[Source records]

◆ ◆ ◆ ◆

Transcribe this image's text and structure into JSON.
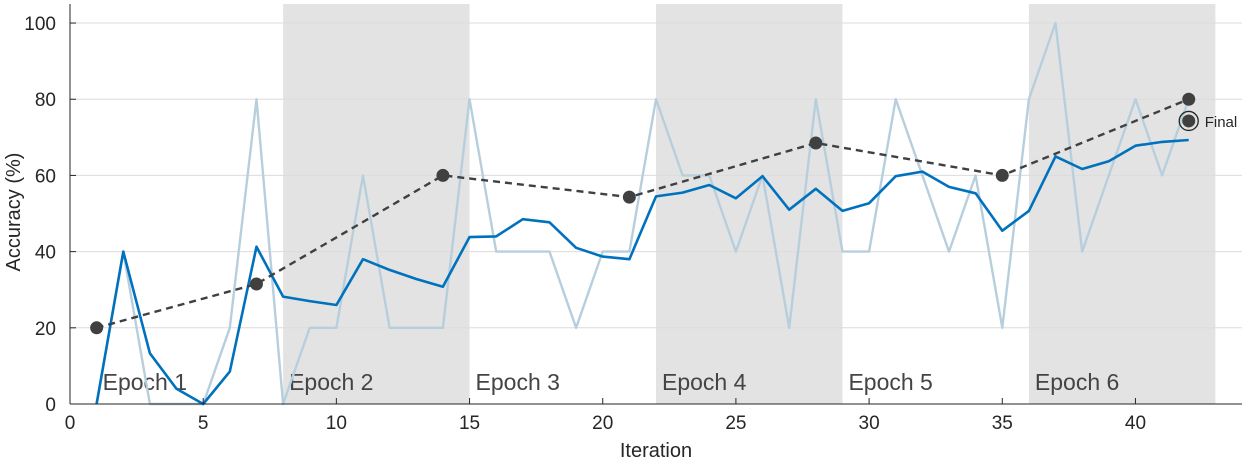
{
  "chart_data": {
    "type": "line",
    "xlabel": "Iteration",
    "ylabel": "Accuracy (%)",
    "xlim": [
      0,
      44
    ],
    "ylim": [
      0,
      105
    ],
    "x_ticks": [
      0,
      5,
      10,
      15,
      20,
      25,
      30,
      35,
      40
    ],
    "y_ticks": [
      0,
      20,
      40,
      60,
      80,
      100
    ],
    "grid": "horizontal",
    "epochs": [
      {
        "label": "Epoch 1",
        "start": 1,
        "end": 8,
        "shaded": false
      },
      {
        "label": "Epoch 2",
        "start": 8,
        "end": 15,
        "shaded": true
      },
      {
        "label": "Epoch 3",
        "start": 15,
        "end": 22,
        "shaded": false
      },
      {
        "label": "Epoch 4",
        "start": 22,
        "end": 29,
        "shaded": true
      },
      {
        "label": "Epoch 5",
        "start": 29,
        "end": 36,
        "shaded": false
      },
      {
        "label": "Epoch 6",
        "start": 36,
        "end": 43,
        "shaded": true
      }
    ],
    "series": [
      {
        "style": "raw",
        "color": "#b7cfdd",
        "x": [
          1,
          2,
          3,
          4,
          5,
          6,
          7,
          8,
          9,
          10,
          11,
          12,
          13,
          14,
          15,
          16,
          17,
          18,
          19,
          20,
          21,
          22,
          23,
          24,
          25,
          26,
          27,
          28,
          29,
          30,
          31,
          32,
          33,
          34,
          35,
          36,
          37,
          38,
          39,
          40,
          41,
          42
        ],
        "y": [
          0,
          40,
          0,
          0,
          0,
          20,
          80,
          0,
          20,
          20,
          60,
          20,
          20,
          20,
          80,
          40,
          40,
          40,
          20,
          40,
          40,
          80,
          60,
          60,
          40,
          60,
          20,
          80,
          40,
          40,
          80,
          60,
          40,
          60,
          20,
          80,
          100,
          40,
          60,
          80,
          60,
          80
        ]
      },
      {
        "style": "smoothed",
        "color": "#0072bd",
        "x": [
          1,
          2,
          3,
          4,
          5,
          6,
          7,
          8,
          9,
          10,
          11,
          12,
          13,
          14,
          15,
          16,
          17,
          18,
          19,
          20,
          21,
          22,
          23,
          24,
          25,
          26,
          27,
          28,
          29,
          30,
          31,
          32,
          33,
          34,
          35,
          36,
          37,
          38,
          39,
          40,
          41,
          42
        ],
        "y": [
          0,
          40,
          13.3,
          4,
          0,
          8.5,
          41.3,
          28.2,
          27,
          26,
          38,
          35.2,
          32.8,
          30.8,
          43.8,
          44,
          48.5,
          47.7,
          41,
          38.7,
          38,
          54.5,
          55.5,
          57.5,
          54,
          59.8,
          51,
          56.5,
          50.7,
          52.7,
          59.8,
          61,
          57,
          55.3,
          45.5,
          50.7,
          65,
          61.7,
          63.7,
          67.8,
          68.8,
          69.3
        ]
      },
      {
        "style": "validation",
        "color": "#404040",
        "x": [
          1,
          7,
          14,
          21,
          28,
          35,
          42
        ],
        "y": [
          20,
          31.5,
          60,
          54.3,
          68.5,
          60,
          80
        ]
      }
    ],
    "final_marker": {
      "label": "Final",
      "x": 42,
      "y": 74.3
    }
  }
}
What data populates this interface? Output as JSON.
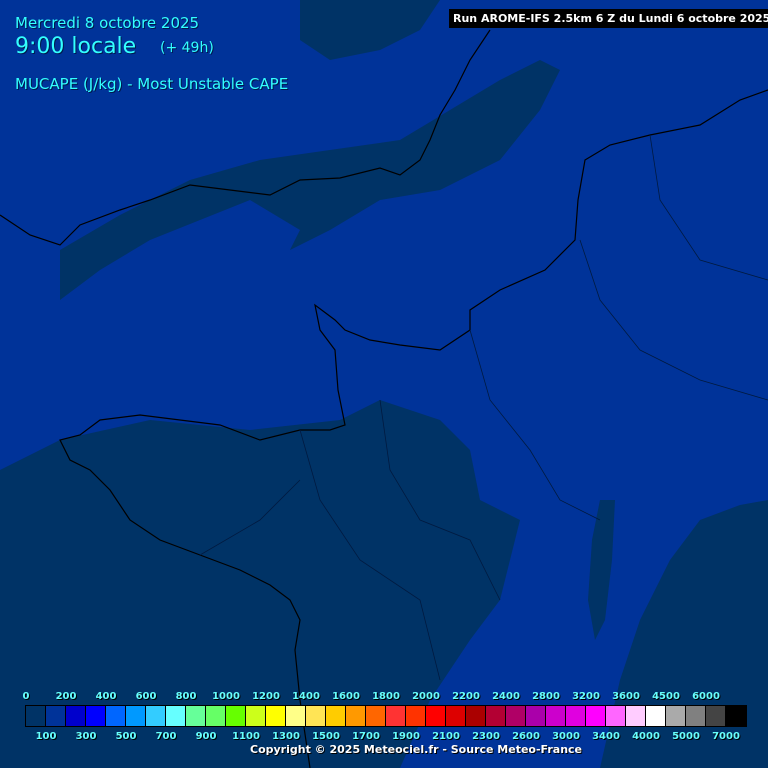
{
  "header": {
    "date": "Mercredi 8 octobre 2025",
    "time": "9:00 locale",
    "lead": "(+ 49h)",
    "parameter": "MUCAPE (J/kg) - Most Unstable CAPE",
    "run": "Run AROME-IFS 2.5km 6 Z du Lundi 6 octobre 2025"
  },
  "map_colors": {
    "background": "#003399",
    "low_cape": "#003366",
    "coastline": "#000000"
  },
  "legend": {
    "colors": [
      "#003366",
      "#003399",
      "#0000cc",
      "#0000ff",
      "#0066ff",
      "#0099ff",
      "#33ccff",
      "#66ffff",
      "#66ff99",
      "#66ff66",
      "#66ff00",
      "#ccff1a",
      "#ffff00",
      "#ffff88",
      "#ffe455",
      "#ffcc00",
      "#ff9900",
      "#ff6600",
      "#ff3333",
      "#ff3300",
      "#ff0000",
      "#dd0000",
      "#aa0000",
      "#b30033",
      "#b00066",
      "#aa00aa",
      "#cc00cc",
      "#e000e0",
      "#ff00ff",
      "#ff66ff",
      "#ffccff",
      "#ffffff",
      "#aaaaaa",
      "#808080",
      "#444444",
      "#000000"
    ],
    "top_labels": [
      "0",
      "200",
      "400",
      "600",
      "800",
      "1000",
      "1200",
      "1400",
      "1600",
      "1800",
      "2000",
      "2200",
      "2400",
      "2800",
      "3200",
      "3600",
      "4500",
      "6000"
    ],
    "bottom_labels": [
      "100",
      "300",
      "500",
      "700",
      "900",
      "1100",
      "1300",
      "1500",
      "1700",
      "1900",
      "2100",
      "2300",
      "2600",
      "3000",
      "3400",
      "4000",
      "5000",
      "7000"
    ]
  },
  "footer": {
    "copyright": "Copyright © 2025 Meteociel.fr - Source Meteo-France"
  }
}
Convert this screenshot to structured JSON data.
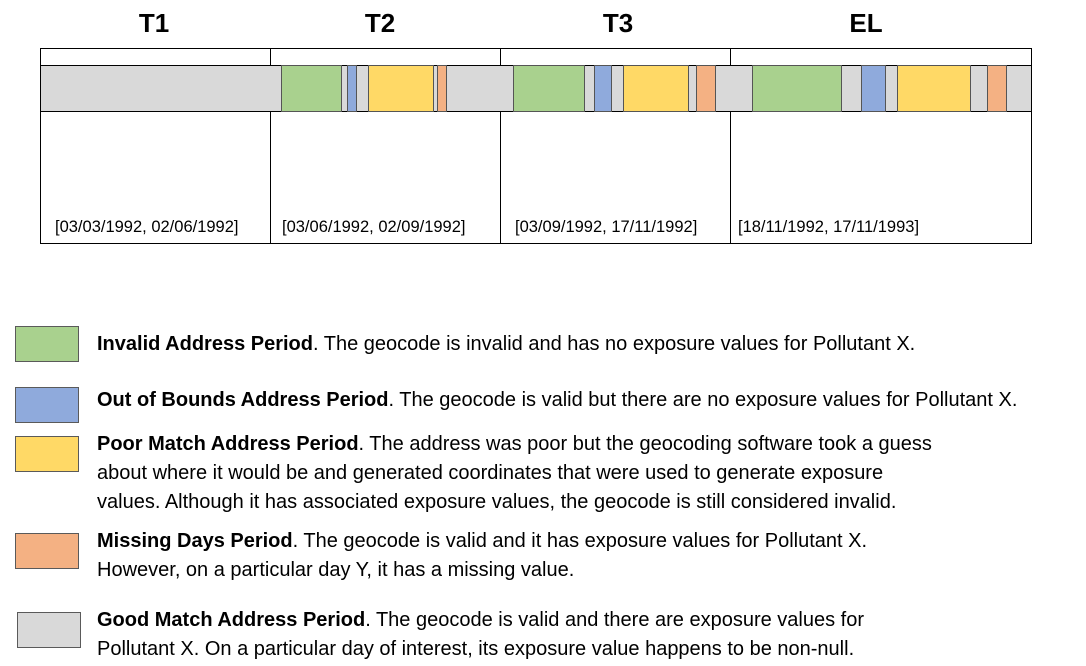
{
  "periods": [
    {
      "label": "T1",
      "range": "[03/03/1992, 02/06/1992]"
    },
    {
      "label": "T2",
      "range": "[03/06/1992, 02/09/1992]"
    },
    {
      "label": "T3",
      "range": "[03/09/1992, 17/11/1992]"
    },
    {
      "label": "EL",
      "range": "[18/11/1992, 17/11/1993]"
    }
  ],
  "colors": {
    "invalid": "#a9d18e",
    "out_of_bounds": "#8faadc",
    "poor_match": "#ffd966",
    "missing_days": "#f4b183",
    "good_match": "#d9d9d9"
  },
  "legend": [
    {
      "key": "invalid",
      "title": "Invalid Address Period",
      "line1": ". The geocode is invalid and has no exposure values for Pollutant X.",
      "line2": "",
      "line3": ""
    },
    {
      "key": "out_of_bounds",
      "title": "Out of Bounds Address Period",
      "line1": ". The geocode is valid but there are no exposure values for Pollutant X.",
      "line2": "",
      "line3": ""
    },
    {
      "key": "poor_match",
      "title": "Poor Match Address Period",
      "line1": ". The address was poor but the geocoding software took a guess",
      "line2": "about where it would be and generated coordinates that were used to generate exposure",
      "line3": "values.  Although it has associated exposure values, the geocode is still considered invalid."
    },
    {
      "key": "missing_days",
      "title": "Missing Days Period",
      "line1": ". The geocode is valid and it has exposure values for Pollutant X.",
      "line2": "However, on a particular day Y, it has a missing value.",
      "line3": ""
    },
    {
      "key": "good_match",
      "title": "Good Match Address Period",
      "line1": ". The geocode is valid and there are exposure values for",
      "line2": "Pollutant X.  On a particular day of interest, its exposure value happens to be non-null.",
      "line3": ""
    }
  ]
}
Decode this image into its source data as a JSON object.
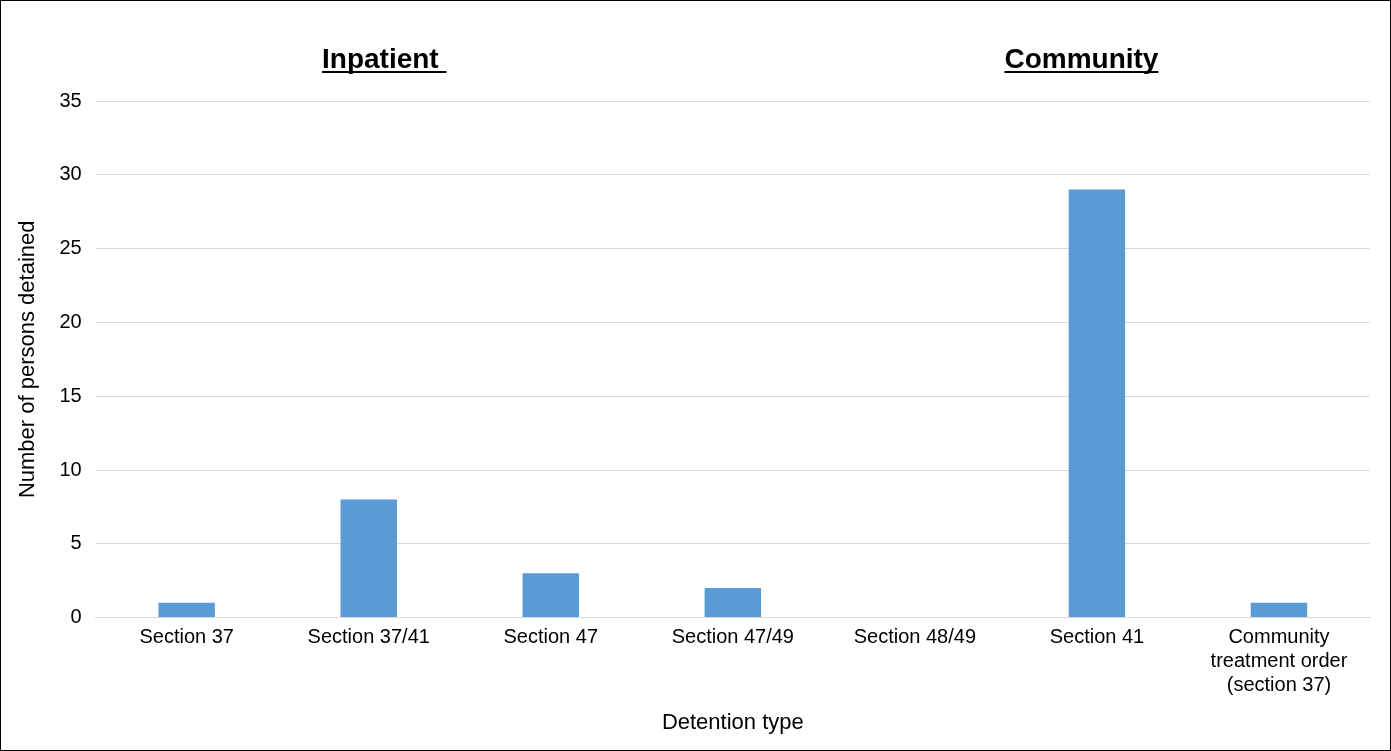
{
  "chart_data": {
    "type": "bar",
    "xlabel": "Detention type",
    "ylabel": "Number of persons detained",
    "annotations": [
      "Inpatient ",
      "Community"
    ],
    "categories": [
      "Section 37",
      "Section 37/41",
      "Section 47",
      "Section 47/49",
      "Section 48/49",
      "Section 41",
      "Community treatment order (section 37)"
    ],
    "values": [
      1,
      8,
      3,
      2,
      0,
      29,
      1
    ],
    "color": "#5b9bd5",
    "ylim": [
      0,
      35
    ],
    "yticks": [
      0,
      5,
      10,
      15,
      20,
      25,
      30,
      35
    ],
    "grid": "y",
    "legend": false
  }
}
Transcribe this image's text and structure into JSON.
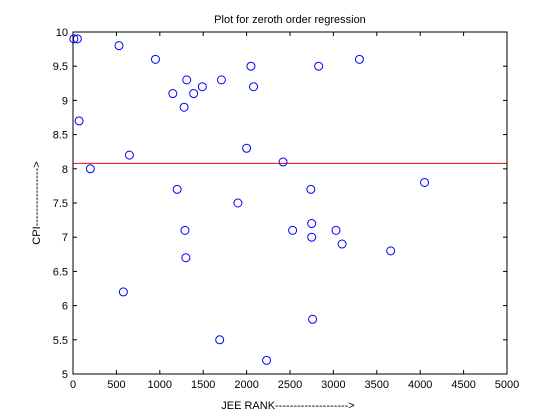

◆ ◆ ◆ ◆

(Given problem) All of the data above should be transcribed verbatim, with pictures omitted.

(Written solution)
Transcribe this image's text and structure into JSON.
{
  "chart_data": {
    "type": "line",
    "xlabel": "Iteration",
    "ylabel": "Accuracy (%)",
    "xlim": [
      0,
      44
    ],
    "ylim": [
      0,
      105
    ],
    "x_ticks": [
      0,
      5,
      10,
      15,
      20,
      25,
      30,
      35,
      40
    ],
    "y_ticks": [
      0,
      20,
      40,
      60,
      80,
      100
    ],
    "grid": "horizontal",
    "epochs": [
      {
        "label": "Epoch 1",
        "start": 1,
        "end": 8,
        "shaded": false
      },
      {
        "label": "Epoch 2",
        "start": 8,
        "end": 15,
        "shaded": true
      },
      {
        "label": "Epoch 3",
        "start": 15,
        "end": 22,
        "shaded": false
      },
      {
        "label": "Epoch 4",
        "start": 22,
        "end": 29,
        "shaded": true
      },
      {
        "label": "Epoch 5",
        "start": 29,
        "end": 36,
        "shaded": false
      },
      {
        "label": "Epoch 6",
        "start": 36,
        "end": 43,
        "shaded": true
      }
    ],
    "series": [
      {
        "style": "raw",
        "color": "#b7cfdd",
        "x": [
          1,
          2,
          3,
          4,
          5,
          6,
          7,
          8,
          9,
          10,
          11,
          12,
          13,
          14,
          15,
          16,
          17,
          18,
          19,
          20,
          21,
          22,
          23,
          24,
          25,
          26,
          27,
          28,
          29,
          30,
          31,
          32,
          33,
          34,
          35,
          36,
          37,
          38,
          39,
          40,
          41,
          42
        ],
        "y": [
          0,
          40,
          0,
          0,
          0,
          20,
          80,
          0,
          20,
          20,
          60,
          20,
          20,
          20,
          80,
          40,
          40,
          40,
          20,
          40,
          40,
          80,
          60,
          60,
          40,
          60,
          20,
          80,
          40,
          40,
          80,
          60,
          40,
          60,
          20,
          80,
          100,
          40,
          60,
          80,
          60,
          80
        ]
      },
      {
        "style": "smoothed",
        "color": "#0072bd",
        "x": [
          1,
          2,
          3,
          4,
          5,
          6,
          7,
          8,
          9,
          10,
          11,
          12,
          13,
          14,
          15,
          16,
          17,
          18,
          19,
          20,
          21,
          22,
          23,
          24,
          25,
          26,
          27,
          28,
          29,
          30,
          31,
          32,
          33,
          34,
          35,
          36,
          37,
          38,
          39,
          40,
          41,
          42
        ],
        "y": [
          0,
          40,
          13.3,
          4,
          0,
          8.5,
          41.3,
          28.2,
          27,
          26,
          38,
          35.2,
          32.8,
          30.8,
          43.8,
          44,
          48.5,
          47.7,
          41,
          38.7,
          38,
          54.5,
          55.5,
          57.5,
          54,
          59.8,
          51,
          56.5,
          50.7,
          52.7,
          59.8,
          61,
          57,
          55.3,
          45.5,
          50.7,
          65,
          61.7,
          63.7,
          67.8,
          68.8,
          69.3
        ]
      },
      {
        "style": "validation",
        "color": "#404040",
        "x": [
          1,
          7,
          14,
          21,
          28,
          35,
          42
        ],
        "y": [
          20,
          31.5,
          60,
          54.3,
          68.5,
          60,
          80
        ]
      }
    ],
    "final_marker": {
      "label": "Final",
      "x": 42,
      "y": 74.3
    }
  }
}
What data populates this interface? Output as JSON.
{
  "header": {
    "date": "Mercredi 8 octobre 2025",
    "time": "9:00 locale",
    "lead": "(+ 49h)",
    "parameter": "MUCAPE (J/kg) - Most Unstable CAPE",
    "run": "Run AROME-IFS 2.5km 6 Z du Lundi 6 octobre 2025"
  },
  "map_colors": {
    "background": "#003399",
    "low_cape": "#003366",
    "coastline": "#000000"
  },
  "legend": {
    "colors": [
      "#003366",
      "#003399",
      "#0000cc",
      "#0000ff",
      "#0066ff",
      "#0099ff",
      "#33ccff",
      "#66ffff",
      "#66ff99",
      "#66ff66",
      "#66ff00",
      "#ccff1a",
      "#ffff00",
      "#ffff88",
      "#ffe455",
      "#ffcc00",
      "#ff9900",
      "#ff6600",
      "#ff3333",
      "#ff3300",
      "#ff0000",
      "#dd0000",
      "#aa0000",
      "#b30033",
      "#b00066",
      "#aa00aa",
      "#cc00cc",
      "#e000e0",
      "#ff00ff",
      "#ff66ff",
      "#ffccff",
      "#ffffff",
      "#aaaaaa",
      "#808080",
      "#444444",
      "#000000"
    ],
    "top_labels": [
      "0",
      "200",
      "400",
      "600",
      "800",
      "1000",
      "1200",
      "1400",
      "1600",
      "1800",
      "2000",
      "2200",
      "2400",
      "2800",
      "3200",
      "3600",
      "4500",
      "6000"
    ],
    "bottom_labels": [
      "100",
      "300",
      "500",
      "700",
      "900",
      "1100",
      "1300",
      "1500",
      "1700",
      "1900",
      "2100",
      "2300",
      "2600",
      "3000",
      "3400",
      "4000",
      "5000",
      "7000"
    ]
  },
  "footer": {
    "copyright": "Copyright © 2025 Meteociel.fr - Source Meteo-France"
  }
}
Convert this screenshot to structured JSON data.
{
  "periods": [
    {
      "label": "T1",
      "range": "[03/03/1992, 02/06/1992]"
    },
    {
      "label": "T2",
      "range": "[03/06/1992, 02/09/1992]"
    },
    {
      "label": "T3",
      "range": "[03/09/1992, 17/11/1992]"
    },
    {
      "label": "EL",
      "range": "[18/11/1992, 17/11/1993]"
    }
  ],
  "colors": {
    "invalid": "#a9d18e",
    "out_of_bounds": "#8faadc",
    "poor_match": "#ffd966",
    "missing_days": "#f4b183",
    "good_match": "#d9d9d9"
  },
  "legend": [
    {
      "key": "invalid",
      "title": "Invalid Address Period",
      "line1": ". The geocode is invalid and has no exposure values for Pollutant X.",
      "line2": "",
      "line3": ""
    },
    {
      "key": "out_of_bounds",
      "title": "Out of Bounds Address Period",
      "line1": ". The geocode is valid but there are no exposure values for Pollutant X.",
      "line2": "",
      "line3": ""
    },
    {
      "key": "poor_match",
      "title": "Poor Match Address Period",
      "line1": ". The address was poor but the geocoding software took a guess",
      "line2": "about where it would be and generated coordinates that were used to generate exposure",
      "line3": "values.  Although it has associated exposure values, the geocode is still considered invalid."
    },
    {
      "key": "missing_days",
      "title": "Missing Days Period",
      "line1": ". The geocode is valid and it has exposure values for Pollutant X.",
      "line2": "However, on a particular day Y, it has a missing value.",
      "line3": ""
    },
    {
      "key": "good_match",
      "title": "Good Match Address Period",
      "line1": ". The geocode is valid and there are exposure values for",
      "line2": "Pollutant X.  On a particular day of interest, its exposure value happens to be non-null.",
      "line3": ""
    }
  ]
}
Decode this image into its source data as a JSON object.
{
  "chart_data": {
    "type": "bar",
    "xlabel": "Detention type",
    "ylabel": "Number of persons detained",
    "annotations": [
      "Inpatient ",
      "Community"
    ],
    "categories": [
      "Section 37",
      "Section 37/41",
      "Section 47",
      "Section 47/49",
      "Section 48/49",
      "Section 41",
      "Community treatment order (section 37)"
    ],
    "values": [
      1,
      8,
      3,
      2,
      0,
      29,
      1
    ],
    "color": "#5b9bd5",
    "ylim": [
      0,
      35
    ],
    "yticks": [
      0,
      5,
      10,
      15,
      20,
      25,
      30,
      35
    ],
    "grid": "y",
    "legend": false
  }
}
Transcribe this image's text and structure into JSON.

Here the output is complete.